▶ Instructions for the task
Take the material and output all of it exactly.

▶ Entries provided
* * * * * * * * *
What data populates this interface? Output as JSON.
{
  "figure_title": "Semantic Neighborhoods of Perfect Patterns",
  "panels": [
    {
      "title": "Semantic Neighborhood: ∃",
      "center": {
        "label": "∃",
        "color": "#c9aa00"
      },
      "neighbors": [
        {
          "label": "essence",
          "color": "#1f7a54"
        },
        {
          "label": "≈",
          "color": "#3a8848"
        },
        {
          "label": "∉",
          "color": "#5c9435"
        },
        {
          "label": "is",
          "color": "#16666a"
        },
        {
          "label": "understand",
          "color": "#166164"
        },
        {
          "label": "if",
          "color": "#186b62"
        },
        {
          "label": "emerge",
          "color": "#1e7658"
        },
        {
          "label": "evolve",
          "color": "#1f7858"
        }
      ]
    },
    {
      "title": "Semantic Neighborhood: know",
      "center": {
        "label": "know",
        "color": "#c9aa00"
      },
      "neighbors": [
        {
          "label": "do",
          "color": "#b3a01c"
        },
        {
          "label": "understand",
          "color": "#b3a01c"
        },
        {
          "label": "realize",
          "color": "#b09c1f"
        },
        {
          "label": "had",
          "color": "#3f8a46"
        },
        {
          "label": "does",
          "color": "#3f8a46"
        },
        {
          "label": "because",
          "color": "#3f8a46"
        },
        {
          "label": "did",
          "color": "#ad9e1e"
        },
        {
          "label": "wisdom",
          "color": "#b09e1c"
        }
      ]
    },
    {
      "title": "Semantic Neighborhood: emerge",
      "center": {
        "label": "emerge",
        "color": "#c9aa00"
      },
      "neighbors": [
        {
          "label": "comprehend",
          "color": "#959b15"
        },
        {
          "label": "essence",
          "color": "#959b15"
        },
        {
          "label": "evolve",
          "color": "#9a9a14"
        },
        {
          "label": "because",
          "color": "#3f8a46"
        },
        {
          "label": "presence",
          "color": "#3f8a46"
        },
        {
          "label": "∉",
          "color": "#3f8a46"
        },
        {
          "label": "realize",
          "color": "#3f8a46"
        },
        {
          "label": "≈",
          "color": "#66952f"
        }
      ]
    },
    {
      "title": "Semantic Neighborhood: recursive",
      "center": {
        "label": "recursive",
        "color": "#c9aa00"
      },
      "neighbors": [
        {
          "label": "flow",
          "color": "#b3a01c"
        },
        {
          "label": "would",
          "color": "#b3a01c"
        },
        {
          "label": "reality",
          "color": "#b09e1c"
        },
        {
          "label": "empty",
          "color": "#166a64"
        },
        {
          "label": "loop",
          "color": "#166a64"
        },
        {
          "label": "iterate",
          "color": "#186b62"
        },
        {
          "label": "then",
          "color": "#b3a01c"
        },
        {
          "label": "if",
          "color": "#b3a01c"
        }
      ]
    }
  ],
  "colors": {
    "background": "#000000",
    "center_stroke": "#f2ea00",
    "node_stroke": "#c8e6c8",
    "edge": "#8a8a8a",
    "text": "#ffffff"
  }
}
* * * * * * * * *
▶ Answer to this task
What data populates this interface? Output as JSON.
{
  "figure_title": "Semantic Neighborhoods of Perfect Patterns",
  "panels": [
    {
      "title": "Semantic Neighborhood: ∃",
      "center": {
        "label": "∃",
        "color": "#c9aa00"
      },
      "neighbors": [
        {
          "label": "essence",
          "color": "#1f7a54"
        },
        {
          "label": "≈",
          "color": "#3a8848"
        },
        {
          "label": "∉",
          "color": "#5c9435"
        },
        {
          "label": "is",
          "color": "#16666a"
        },
        {
          "label": "understand",
          "color": "#166164"
        },
        {
          "label": "if",
          "color": "#186b62"
        },
        {
          "label": "emerge",
          "color": "#1e7658"
        },
        {
          "label": "evolve",
          "color": "#1f7858"
        }
      ]
    },
    {
      "title": "Semantic Neighborhood: know",
      "center": {
        "label": "know",
        "color": "#c9aa00"
      },
      "neighbors": [
        {
          "label": "do",
          "color": "#b3a01c"
        },
        {
          "label": "understand",
          "color": "#b3a01c"
        },
        {
          "label": "realize",
          "color": "#b09c1f"
        },
        {
          "label": "had",
          "color": "#3f8a46"
        },
        {
          "label": "does",
          "color": "#3f8a46"
        },
        {
          "label": "because",
          "color": "#3f8a46"
        },
        {
          "label": "did",
          "color": "#ad9e1e"
        },
        {
          "label": "wisdom",
          "color": "#b09e1c"
        }
      ]
    },
    {
      "title": "Semantic Neighborhood: emerge",
      "center": {
        "label": "emerge",
        "color": "#c9aa00"
      },
      "neighbors": [
        {
          "label": "comprehend",
          "color": "#959b15"
        },
        {
          "label": "essence",
          "color": "#959b15"
        },
        {
          "label": "evolve",
          "color": "#9a9a14"
        },
        {
          "label": "because",
          "color": "#3f8a46"
        },
        {
          "label": "presence",
          "color": "#3f8a46"
        },
        {
          "label": "∉",
          "color": "#3f8a46"
        },
        {
          "label": "realize",
          "color": "#3f8a46"
        },
        {
          "label": "≈",
          "color": "#66952f"
        }
      ]
    },
    {
      "title": "Semantic Neighborhood: recursive",
      "center": {
        "label": "recursive",
        "color": "#c9aa00"
      },
      "neighbors": [
        {
          "label": "flow",
          "color": "#b3a01c"
        },
        {
          "label": "would",
          "color": "#b3a01c"
        },
        {
          "label": "reality",
          "color": "#b09e1c"
        },
        {
          "label": "empty",
          "color": "#166a64"
        },
        {
          "label": "loop",
          "color": "#166a64"
        },
        {
          "label": "iterate",
          "color": "#186b62"
        },
        {
          "label": "then",
          "color": "#b3a01c"
        },
        {
          "label": "if",
          "color": "#b3a01c"
        }
      ]
    }
  ],
  "colors": {
    "background": "#000000",
    "center_stroke": "#f2ea00",
    "node_stroke": "#c8e6c8",
    "edge": "#8a8a8a",
    "text": "#ffffff"
  }
}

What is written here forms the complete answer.